PROBLEM TO WORK ON: Transcribe only what runs from the line containing "Enumerate this screenshot's" through the final line below, exactly, and leave every picture out.

ENTRIES SUPPLIED:
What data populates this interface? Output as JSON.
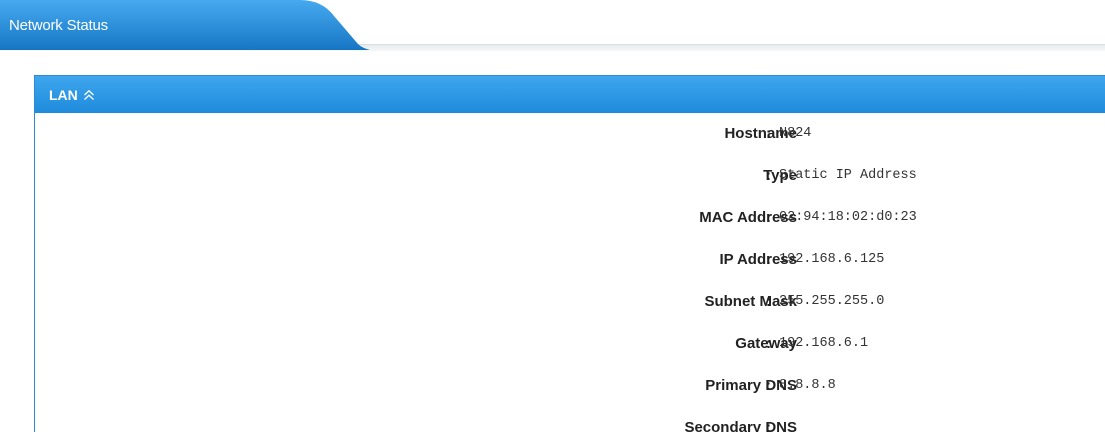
{
  "tab": {
    "label": "Network Status"
  },
  "panel": {
    "title": "LAN",
    "collapse_icon": "chevron-double-up-icon"
  },
  "colors": {
    "accent_blue": "#1e8bdc",
    "header_blue_light": "#3fa6ee",
    "tab_blue_dark": "#1a7cc7"
  },
  "fields": [
    {
      "label": "Hostname",
      "value": "N824"
    },
    {
      "label": "Type",
      "value": "Static IP Address"
    },
    {
      "label": "MAC Address",
      "value": "02:94:18:02:d0:23"
    },
    {
      "label": "IP Address",
      "value": "192.168.6.125"
    },
    {
      "label": "Subnet Mask",
      "value": "255.255.255.0"
    },
    {
      "label": "Gateway",
      "value": "192.168.6.1"
    },
    {
      "label": "Primary DNS",
      "value": "8.8.8.8"
    },
    {
      "label": "Secondary DNS",
      "value": ""
    }
  ],
  "separator": ":"
}
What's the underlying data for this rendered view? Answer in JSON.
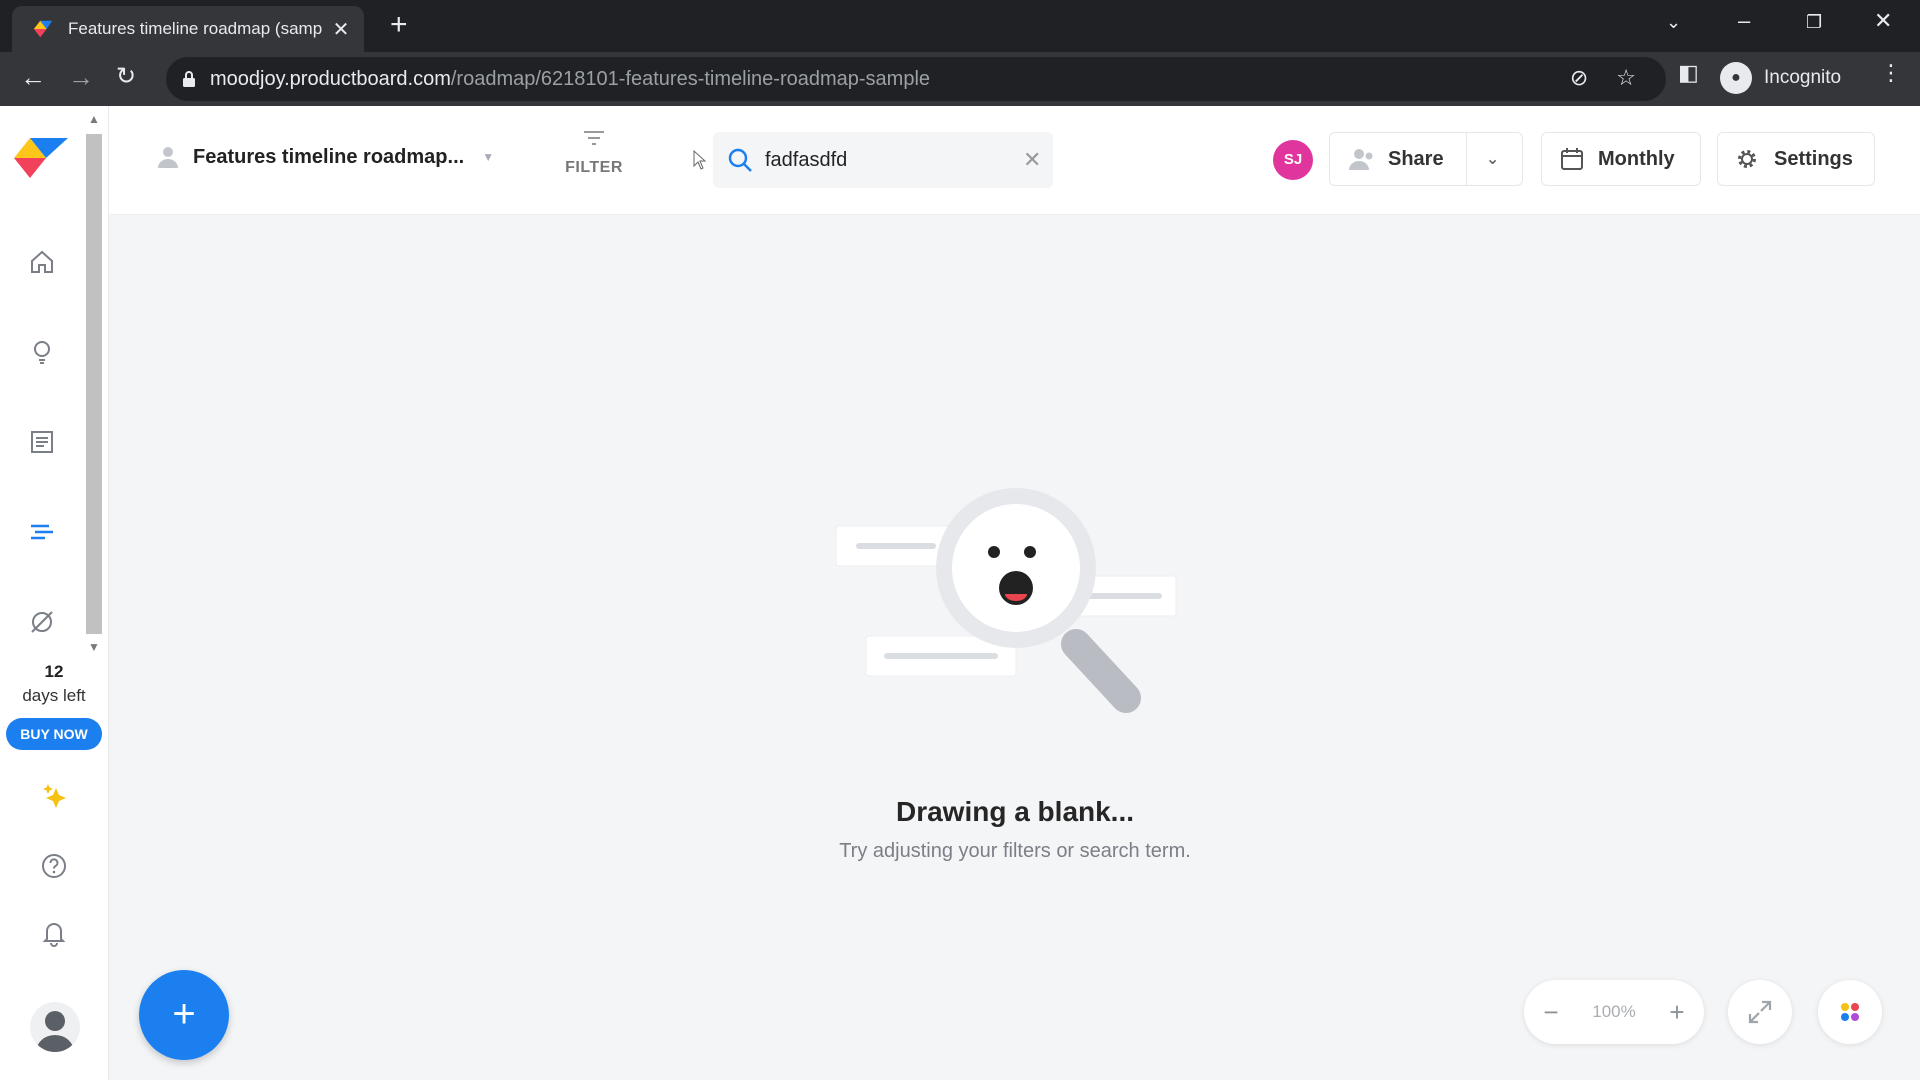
{
  "browser": {
    "tab_title": "Features timeline roadmap (samp",
    "url_host": "moodjoy.productboard.com",
    "url_path": "/roadmap/6218101-features-timeline-roadmap-sample",
    "incognito_label": "Incognito"
  },
  "sidebar": {
    "items": [
      {
        "name": "home-icon"
      },
      {
        "name": "insights-icon"
      },
      {
        "name": "features-icon"
      },
      {
        "name": "roadmap-icon"
      },
      {
        "name": "portal-icon"
      }
    ],
    "trial_days": "12",
    "trial_label": "days left",
    "buy_now": "BUY NOW"
  },
  "header": {
    "roadmap_title": "Features timeline roadmap...",
    "filter_label": "FILTER",
    "search_value": "fadfasdfd",
    "user_initials": "SJ",
    "share_label": "Share",
    "view_label": "Monthly",
    "settings_label": "Settings"
  },
  "empty_state": {
    "title": "Drawing a blank...",
    "subtitle": "Try adjusting your filters or search term."
  },
  "zoom": {
    "value": "100%"
  },
  "colors": {
    "accent": "#1b7ff0",
    "avatar": "#e0359c",
    "background": "#f4f5f7"
  }
}
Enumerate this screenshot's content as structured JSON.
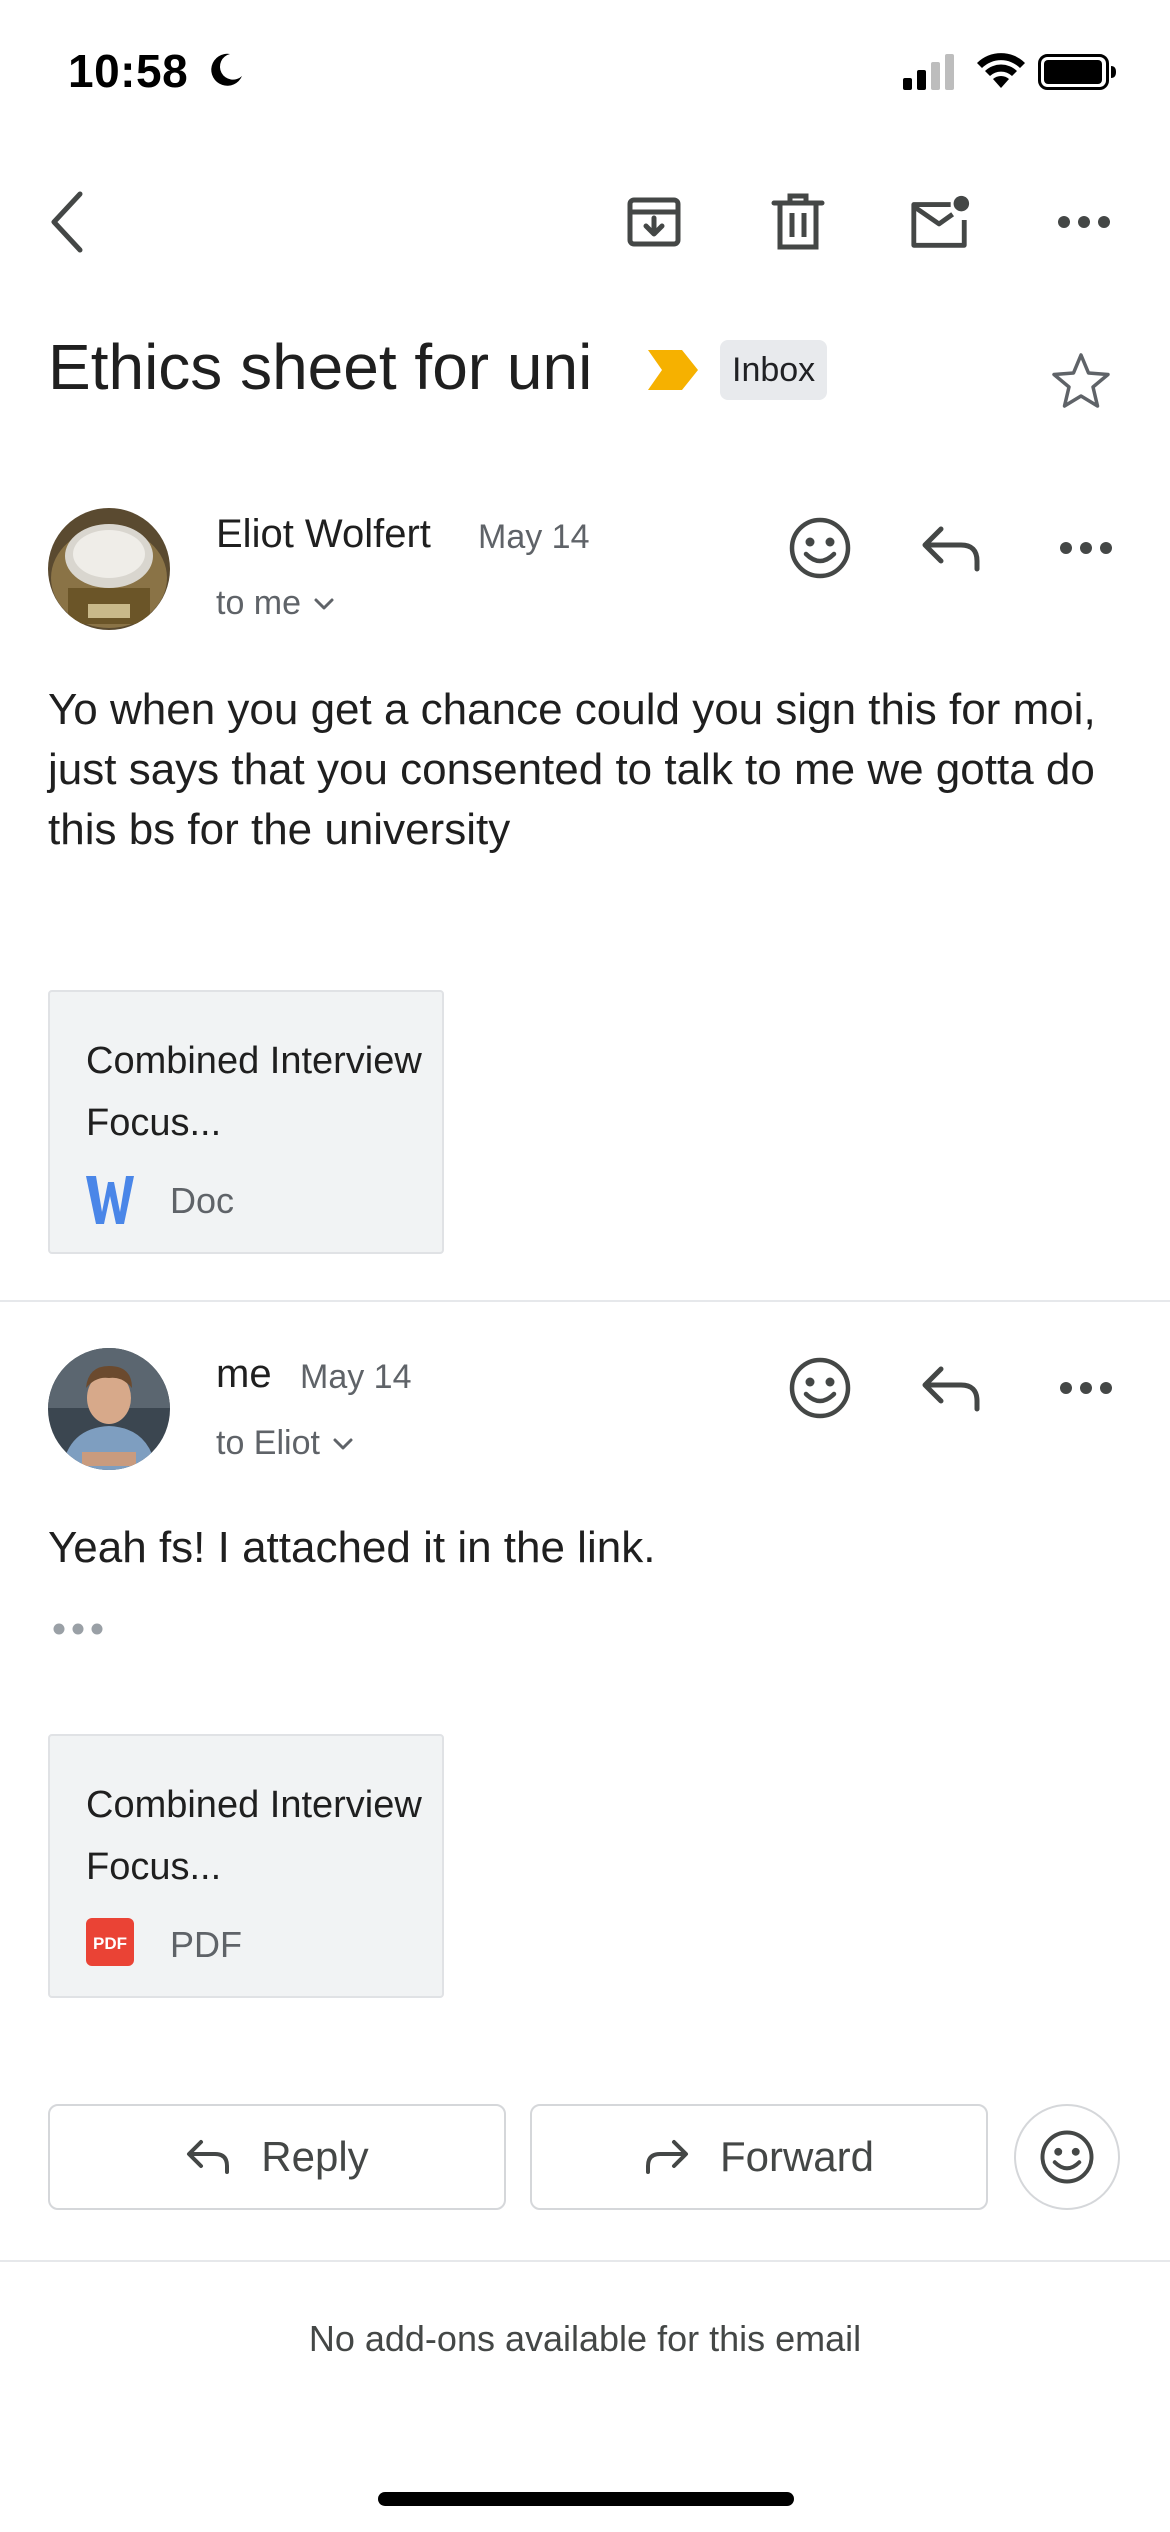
{
  "status_bar": {
    "time": "10:58"
  },
  "thread": {
    "subject": "Ethics sheet for uni",
    "label": "Inbox"
  },
  "messages": [
    {
      "sender": "Eliot Wolfert",
      "date": "May 14",
      "recipient": "to me",
      "body": "Yo when you get a chance could you sign this for moi, just says that you consented to talk to me we gotta do this bs for the university",
      "attachment": {
        "name": "Combined Interview Focus...",
        "type": "Doc"
      }
    },
    {
      "sender": "me",
      "date": "May 14",
      "recipient": "to Eliot",
      "body": "Yeah fs! I attached it in the link.",
      "attachment": {
        "name": "Combined Interview Focus...",
        "type": "PDF"
      }
    }
  ],
  "actions": {
    "reply": "Reply",
    "forward": "Forward"
  },
  "footer": {
    "addons": "No add-ons available for this email"
  },
  "colors": {
    "important_marker": "#f6b100",
    "doc_blue": "#4a86e8",
    "pdf_red": "#ea4335"
  },
  "icons": [
    "back-icon",
    "archive-icon",
    "trash-icon",
    "mark-unread-icon",
    "more-icon",
    "star-icon",
    "emoji-icon",
    "reply-icon",
    "forward-icon"
  ]
}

RESULT:
Enumerate this screenshot's content as structured JSON.
{
  "status_bar": {
    "time": "10:58"
  },
  "thread": {
    "subject": "Ethics sheet for uni",
    "label": "Inbox"
  },
  "messages": [
    {
      "sender": "Eliot Wolfert",
      "date": "May 14",
      "recipient": "to me",
      "body": "Yo when you get a chance could you sign this for moi, just says that you consented to talk to me we gotta do this bs for the university",
      "attachment": {
        "name": "Combined Interview Focus...",
        "type": "Doc"
      }
    },
    {
      "sender": "me",
      "date": "May 14",
      "recipient": "to Eliot",
      "body": "Yeah fs! I attached it in the link.",
      "attachment": {
        "name": "Combined Interview Focus...",
        "type": "PDF"
      }
    }
  ],
  "actions": {
    "reply": "Reply",
    "forward": "Forward"
  },
  "footer": {
    "addons": "No add-ons available for this email"
  },
  "colors": {
    "important_marker": "#f6b100",
    "doc_blue": "#4a86e8",
    "pdf_red": "#ea4335"
  },
  "icons": [
    "back-icon",
    "archive-icon",
    "trash-icon",
    "mark-unread-icon",
    "more-icon",
    "star-icon",
    "emoji-icon",
    "reply-icon",
    "forward-icon"
  ]
}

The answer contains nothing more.